DATA
↓

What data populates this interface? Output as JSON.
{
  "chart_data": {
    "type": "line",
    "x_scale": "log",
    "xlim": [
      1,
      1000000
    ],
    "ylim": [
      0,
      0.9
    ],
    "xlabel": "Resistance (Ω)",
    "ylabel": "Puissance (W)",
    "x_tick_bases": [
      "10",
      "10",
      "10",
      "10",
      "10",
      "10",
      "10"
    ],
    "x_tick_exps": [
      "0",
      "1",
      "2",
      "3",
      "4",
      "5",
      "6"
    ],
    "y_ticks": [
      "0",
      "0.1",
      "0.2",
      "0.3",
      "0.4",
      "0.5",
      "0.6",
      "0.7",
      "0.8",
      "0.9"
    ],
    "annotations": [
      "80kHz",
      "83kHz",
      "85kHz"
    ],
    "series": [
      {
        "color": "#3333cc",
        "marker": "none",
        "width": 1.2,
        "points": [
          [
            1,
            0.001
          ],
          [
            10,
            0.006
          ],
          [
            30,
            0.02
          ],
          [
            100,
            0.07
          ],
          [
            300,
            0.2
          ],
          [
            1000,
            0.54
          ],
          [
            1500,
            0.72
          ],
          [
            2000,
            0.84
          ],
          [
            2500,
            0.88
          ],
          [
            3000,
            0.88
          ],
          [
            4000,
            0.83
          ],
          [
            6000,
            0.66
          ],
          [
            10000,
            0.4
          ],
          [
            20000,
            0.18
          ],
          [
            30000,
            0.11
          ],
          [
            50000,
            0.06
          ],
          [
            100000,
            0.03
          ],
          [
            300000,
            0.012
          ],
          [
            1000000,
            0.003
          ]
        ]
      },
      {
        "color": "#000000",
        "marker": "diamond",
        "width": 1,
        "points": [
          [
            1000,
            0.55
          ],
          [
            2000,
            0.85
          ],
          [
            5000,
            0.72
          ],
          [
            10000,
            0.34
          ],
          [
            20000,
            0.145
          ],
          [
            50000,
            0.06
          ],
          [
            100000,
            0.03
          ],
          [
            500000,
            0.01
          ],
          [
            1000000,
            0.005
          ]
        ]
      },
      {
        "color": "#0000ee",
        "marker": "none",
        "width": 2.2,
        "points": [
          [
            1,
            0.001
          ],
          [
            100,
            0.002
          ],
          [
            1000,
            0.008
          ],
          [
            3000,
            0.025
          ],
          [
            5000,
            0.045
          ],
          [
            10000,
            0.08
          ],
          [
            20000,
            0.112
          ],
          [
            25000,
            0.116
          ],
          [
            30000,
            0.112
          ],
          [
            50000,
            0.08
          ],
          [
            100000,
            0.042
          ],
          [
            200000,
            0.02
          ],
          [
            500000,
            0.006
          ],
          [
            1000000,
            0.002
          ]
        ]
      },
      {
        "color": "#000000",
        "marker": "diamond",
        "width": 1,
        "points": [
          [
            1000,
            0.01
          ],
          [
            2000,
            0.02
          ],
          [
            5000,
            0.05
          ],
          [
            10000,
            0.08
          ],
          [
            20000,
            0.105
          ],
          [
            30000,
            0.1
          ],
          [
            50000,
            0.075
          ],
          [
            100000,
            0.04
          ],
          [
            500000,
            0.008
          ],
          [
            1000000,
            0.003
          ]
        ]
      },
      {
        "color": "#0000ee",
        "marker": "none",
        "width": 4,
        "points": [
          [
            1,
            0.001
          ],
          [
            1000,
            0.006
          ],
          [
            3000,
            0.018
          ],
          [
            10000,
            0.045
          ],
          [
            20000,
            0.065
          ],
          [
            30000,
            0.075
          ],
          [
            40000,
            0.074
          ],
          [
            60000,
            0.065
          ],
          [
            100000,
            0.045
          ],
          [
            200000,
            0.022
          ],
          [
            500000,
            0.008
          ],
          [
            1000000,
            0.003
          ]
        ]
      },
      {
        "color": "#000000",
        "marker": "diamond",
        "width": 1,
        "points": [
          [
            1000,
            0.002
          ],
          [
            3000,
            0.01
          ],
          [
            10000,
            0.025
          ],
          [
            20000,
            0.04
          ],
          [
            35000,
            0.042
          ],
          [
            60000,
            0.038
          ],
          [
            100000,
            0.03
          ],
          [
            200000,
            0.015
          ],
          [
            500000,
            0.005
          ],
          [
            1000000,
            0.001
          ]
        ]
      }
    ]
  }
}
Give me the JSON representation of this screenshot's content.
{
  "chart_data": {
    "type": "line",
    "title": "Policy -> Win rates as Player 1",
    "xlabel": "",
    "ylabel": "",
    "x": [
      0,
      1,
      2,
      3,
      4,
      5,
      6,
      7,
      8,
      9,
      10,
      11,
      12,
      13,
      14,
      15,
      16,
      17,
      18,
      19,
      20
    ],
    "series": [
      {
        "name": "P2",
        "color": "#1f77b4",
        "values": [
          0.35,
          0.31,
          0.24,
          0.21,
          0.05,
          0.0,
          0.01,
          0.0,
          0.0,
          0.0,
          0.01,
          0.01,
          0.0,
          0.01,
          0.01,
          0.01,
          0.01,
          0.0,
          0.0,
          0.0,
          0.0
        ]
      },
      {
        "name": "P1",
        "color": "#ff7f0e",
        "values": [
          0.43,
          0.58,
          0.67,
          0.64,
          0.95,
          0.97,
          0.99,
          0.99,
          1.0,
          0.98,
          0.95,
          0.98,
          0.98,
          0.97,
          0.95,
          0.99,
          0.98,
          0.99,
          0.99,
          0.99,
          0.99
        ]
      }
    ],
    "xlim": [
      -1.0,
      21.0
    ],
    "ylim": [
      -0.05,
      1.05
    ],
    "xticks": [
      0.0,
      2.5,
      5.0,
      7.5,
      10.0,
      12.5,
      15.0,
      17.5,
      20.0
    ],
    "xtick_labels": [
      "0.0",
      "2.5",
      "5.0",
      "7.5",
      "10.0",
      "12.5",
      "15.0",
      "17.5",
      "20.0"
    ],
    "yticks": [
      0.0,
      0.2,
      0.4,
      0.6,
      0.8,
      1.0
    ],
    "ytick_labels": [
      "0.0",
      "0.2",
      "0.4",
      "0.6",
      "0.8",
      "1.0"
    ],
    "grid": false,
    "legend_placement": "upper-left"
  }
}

↑

WORK TO COMPLETE
Copy each line of the data above without altering a single character.

EXERCISE SOLUTION
What data populates this interface? Output as JSON.
{
  "chart_data": {
    "type": "line",
    "x_scale": "log",
    "xlim": [
      1,
      1000000
    ],
    "ylim": [
      0,
      0.9
    ],
    "xlabel": "Resistance (Ω)",
    "ylabel": "Puissance (W)",
    "x_tick_bases": [
      "10",
      "10",
      "10",
      "10",
      "10",
      "10",
      "10"
    ],
    "x_tick_exps": [
      "0",
      "1",
      "2",
      "3",
      "4",
      "5",
      "6"
    ],
    "y_ticks": [
      "0",
      "0.1",
      "0.2",
      "0.3",
      "0.4",
      "0.5",
      "0.6",
      "0.7",
      "0.8",
      "0.9"
    ],
    "annotations": [
      "80kHz",
      "83kHz",
      "85kHz"
    ],
    "series": [
      {
        "color": "#3333cc",
        "marker": "none",
        "width": 1.2,
        "points": [
          [
            1,
            0.001
          ],
          [
            10,
            0.006
          ],
          [
            30,
            0.02
          ],
          [
            100,
            0.07
          ],
          [
            300,
            0.2
          ],
          [
            1000,
            0.54
          ],
          [
            1500,
            0.72
          ],
          [
            2000,
            0.84
          ],
          [
            2500,
            0.88
          ],
          [
            3000,
            0.88
          ],
          [
            4000,
            0.83
          ],
          [
            6000,
            0.66
          ],
          [
            10000,
            0.4
          ],
          [
            20000,
            0.18
          ],
          [
            30000,
            0.11
          ],
          [
            50000,
            0.06
          ],
          [
            100000,
            0.03
          ],
          [
            300000,
            0.012
          ],
          [
            1000000,
            0.003
          ]
        ]
      },
      {
        "color": "#000000",
        "marker": "diamond",
        "width": 1,
        "points": [
          [
            1000,
            0.55
          ],
          [
            2000,
            0.85
          ],
          [
            5000,
            0.72
          ],
          [
            10000,
            0.34
          ],
          [
            20000,
            0.145
          ],
          [
            50000,
            0.06
          ],
          [
            100000,
            0.03
          ],
          [
            500000,
            0.01
          ],
          [
            1000000,
            0.005
          ]
        ]
      },
      {
        "color": "#0000ee",
        "marker": "none",
        "width": 2.2,
        "points": [
          [
            1,
            0.001
          ],
          [
            100,
            0.002
          ],
          [
            1000,
            0.008
          ],
          [
            3000,
            0.025
          ],
          [
            5000,
            0.045
          ],
          [
            10000,
            0.08
          ],
          [
            20000,
            0.112
          ],
          [
            25000,
            0.116
          ],
          [
            30000,
            0.112
          ],
          [
            50000,
            0.08
          ],
          [
            100000,
            0.042
          ],
          [
            200000,
            0.02
          ],
          [
            500000,
            0.006
          ],
          [
            1000000,
            0.002
          ]
        ]
      },
      {
        "color": "#000000",
        "marker": "diamond",
        "width": 1,
        "points": [
          [
            1000,
            0.01
          ],
          [
            2000,
            0.02
          ],
          [
            5000,
            0.05
          ],
          [
            10000,
            0.08
          ],
          [
            20000,
            0.105
          ],
          [
            30000,
            0.1
          ],
          [
            50000,
            0.075
          ],
          [
            100000,
            0.04
          ],
          [
            500000,
            0.008
          ],
          [
            1000000,
            0.003
          ]
        ]
      },
      {
        "color": "#0000ee",
        "marker": "none",
        "width": 4,
        "points": [
          [
            1,
            0.001
          ],
          [
            1000,
            0.006
          ],
          [
            3000,
            0.018
          ],
          [
            10000,
            0.045
          ],
          [
            20000,
            0.065
          ],
          [
            30000,
            0.075
          ],
          [
            40000,
            0.074
          ],
          [
            60000,
            0.065
          ],
          [
            100000,
            0.045
          ],
          [
            200000,
            0.022
          ],
          [
            500000,
            0.008
          ],
          [
            1000000,
            0.003
          ]
        ]
      },
      {
        "color": "#000000",
        "marker": "diamond",
        "width": 1,
        "points": [
          [
            1000,
            0.002
          ],
          [
            3000,
            0.01
          ],
          [
            10000,
            0.025
          ],
          [
            20000,
            0.04
          ],
          [
            35000,
            0.042
          ],
          [
            60000,
            0.038
          ],
          [
            100000,
            0.03
          ],
          [
            200000,
            0.015
          ],
          [
            500000,
            0.005
          ],
          [
            1000000,
            0.001
          ]
        ]
      }
    ]
  }
}
Give me the JSON representation of this screenshot's content.
{
  "chart_data": {
    "type": "line",
    "title": "Policy -> Win rates as Player 1",
    "xlabel": "",
    "ylabel": "",
    "x": [
      0,
      1,
      2,
      3,
      4,
      5,
      6,
      7,
      8,
      9,
      10,
      11,
      12,
      13,
      14,
      15,
      16,
      17,
      18,
      19,
      20
    ],
    "series": [
      {
        "name": "P2",
        "color": "#1f77b4",
        "values": [
          0.35,
          0.31,
          0.24,
          0.21,
          0.05,
          0.0,
          0.01,
          0.0,
          0.0,
          0.0,
          0.01,
          0.01,
          0.0,
          0.01,
          0.01,
          0.01,
          0.01,
          0.0,
          0.0,
          0.0,
          0.0
        ]
      },
      {
        "name": "P1",
        "color": "#ff7f0e",
        "values": [
          0.43,
          0.58,
          0.67,
          0.64,
          0.95,
          0.97,
          0.99,
          0.99,
          1.0,
          0.98,
          0.95,
          0.98,
          0.98,
          0.97,
          0.95,
          0.99,
          0.98,
          0.99,
          0.99,
          0.99,
          0.99
        ]
      }
    ],
    "xlim": [
      -1.0,
      21.0
    ],
    "ylim": [
      -0.05,
      1.05
    ],
    "xticks": [
      0.0,
      2.5,
      5.0,
      7.5,
      10.0,
      12.5,
      15.0,
      17.5,
      20.0
    ],
    "xtick_labels": [
      "0.0",
      "2.5",
      "5.0",
      "7.5",
      "10.0",
      "12.5",
      "15.0",
      "17.5",
      "20.0"
    ],
    "yticks": [
      0.0,
      0.2,
      0.4,
      0.6,
      0.8,
      1.0
    ],
    "ytick_labels": [
      "0.0",
      "0.2",
      "0.4",
      "0.6",
      "0.8",
      "1.0"
    ],
    "grid": false,
    "legend_placement": "upper-left"
  }
}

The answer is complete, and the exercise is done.